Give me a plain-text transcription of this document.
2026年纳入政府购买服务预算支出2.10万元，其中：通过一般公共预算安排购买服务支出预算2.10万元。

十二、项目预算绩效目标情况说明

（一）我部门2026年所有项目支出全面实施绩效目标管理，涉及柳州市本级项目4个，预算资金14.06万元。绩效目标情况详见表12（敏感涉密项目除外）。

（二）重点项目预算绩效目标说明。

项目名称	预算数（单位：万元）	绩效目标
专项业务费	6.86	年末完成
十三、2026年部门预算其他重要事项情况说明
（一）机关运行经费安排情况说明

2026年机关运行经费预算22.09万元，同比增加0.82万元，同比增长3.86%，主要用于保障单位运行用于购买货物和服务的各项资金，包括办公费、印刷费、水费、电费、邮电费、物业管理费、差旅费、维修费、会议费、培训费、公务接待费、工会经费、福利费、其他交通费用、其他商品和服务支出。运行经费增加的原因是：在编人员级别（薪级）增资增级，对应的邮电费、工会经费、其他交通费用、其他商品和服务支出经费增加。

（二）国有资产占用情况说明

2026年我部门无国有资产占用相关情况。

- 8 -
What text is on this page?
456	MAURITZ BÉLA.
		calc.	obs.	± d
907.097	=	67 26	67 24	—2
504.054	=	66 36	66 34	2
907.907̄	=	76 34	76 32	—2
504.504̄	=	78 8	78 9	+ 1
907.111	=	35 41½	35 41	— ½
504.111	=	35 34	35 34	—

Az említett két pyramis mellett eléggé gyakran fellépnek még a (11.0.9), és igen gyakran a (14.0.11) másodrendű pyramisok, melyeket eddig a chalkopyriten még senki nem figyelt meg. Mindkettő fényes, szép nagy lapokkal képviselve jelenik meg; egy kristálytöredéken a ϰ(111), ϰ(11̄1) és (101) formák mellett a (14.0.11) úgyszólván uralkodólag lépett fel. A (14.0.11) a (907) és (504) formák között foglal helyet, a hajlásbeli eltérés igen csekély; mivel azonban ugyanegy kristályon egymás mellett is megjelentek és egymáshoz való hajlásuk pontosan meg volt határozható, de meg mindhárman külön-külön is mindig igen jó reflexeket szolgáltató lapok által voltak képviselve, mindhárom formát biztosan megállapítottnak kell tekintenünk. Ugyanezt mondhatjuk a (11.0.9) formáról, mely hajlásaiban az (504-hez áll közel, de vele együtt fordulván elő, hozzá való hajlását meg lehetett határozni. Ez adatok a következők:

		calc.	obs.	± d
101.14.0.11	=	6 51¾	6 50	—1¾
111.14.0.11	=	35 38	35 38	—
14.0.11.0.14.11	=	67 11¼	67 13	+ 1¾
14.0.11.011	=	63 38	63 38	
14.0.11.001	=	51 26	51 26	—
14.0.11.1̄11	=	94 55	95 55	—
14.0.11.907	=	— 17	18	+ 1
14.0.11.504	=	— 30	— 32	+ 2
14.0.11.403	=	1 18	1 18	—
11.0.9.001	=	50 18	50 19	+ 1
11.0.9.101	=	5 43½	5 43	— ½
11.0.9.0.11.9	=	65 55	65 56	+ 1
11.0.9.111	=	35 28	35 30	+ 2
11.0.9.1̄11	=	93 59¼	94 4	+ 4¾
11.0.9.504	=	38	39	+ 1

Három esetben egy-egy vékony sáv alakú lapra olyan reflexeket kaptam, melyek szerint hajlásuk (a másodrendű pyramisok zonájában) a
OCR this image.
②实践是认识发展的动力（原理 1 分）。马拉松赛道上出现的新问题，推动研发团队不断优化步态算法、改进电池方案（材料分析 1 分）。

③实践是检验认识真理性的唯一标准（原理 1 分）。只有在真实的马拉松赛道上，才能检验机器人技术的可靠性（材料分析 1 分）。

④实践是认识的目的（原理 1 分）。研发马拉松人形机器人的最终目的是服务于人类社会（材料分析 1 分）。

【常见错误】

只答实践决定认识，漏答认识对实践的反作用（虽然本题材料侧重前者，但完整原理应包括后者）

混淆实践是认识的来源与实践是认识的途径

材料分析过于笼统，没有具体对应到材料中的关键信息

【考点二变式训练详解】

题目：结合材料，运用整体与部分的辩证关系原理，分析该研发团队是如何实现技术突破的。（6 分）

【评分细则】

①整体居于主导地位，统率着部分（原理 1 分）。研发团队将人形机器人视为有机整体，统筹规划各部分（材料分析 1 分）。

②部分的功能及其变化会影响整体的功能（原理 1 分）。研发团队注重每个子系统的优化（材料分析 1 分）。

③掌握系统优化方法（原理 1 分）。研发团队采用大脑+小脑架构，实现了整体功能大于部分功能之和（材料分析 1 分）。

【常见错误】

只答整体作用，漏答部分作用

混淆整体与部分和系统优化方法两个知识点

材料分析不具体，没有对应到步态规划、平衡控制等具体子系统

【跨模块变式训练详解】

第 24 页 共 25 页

-=-=-

▶ _Directive_:
Identify and copy lines that hold the string "text".

▶ _Result of this exercise_:
Give me a plain-text transcription of this document.
What text is on this page?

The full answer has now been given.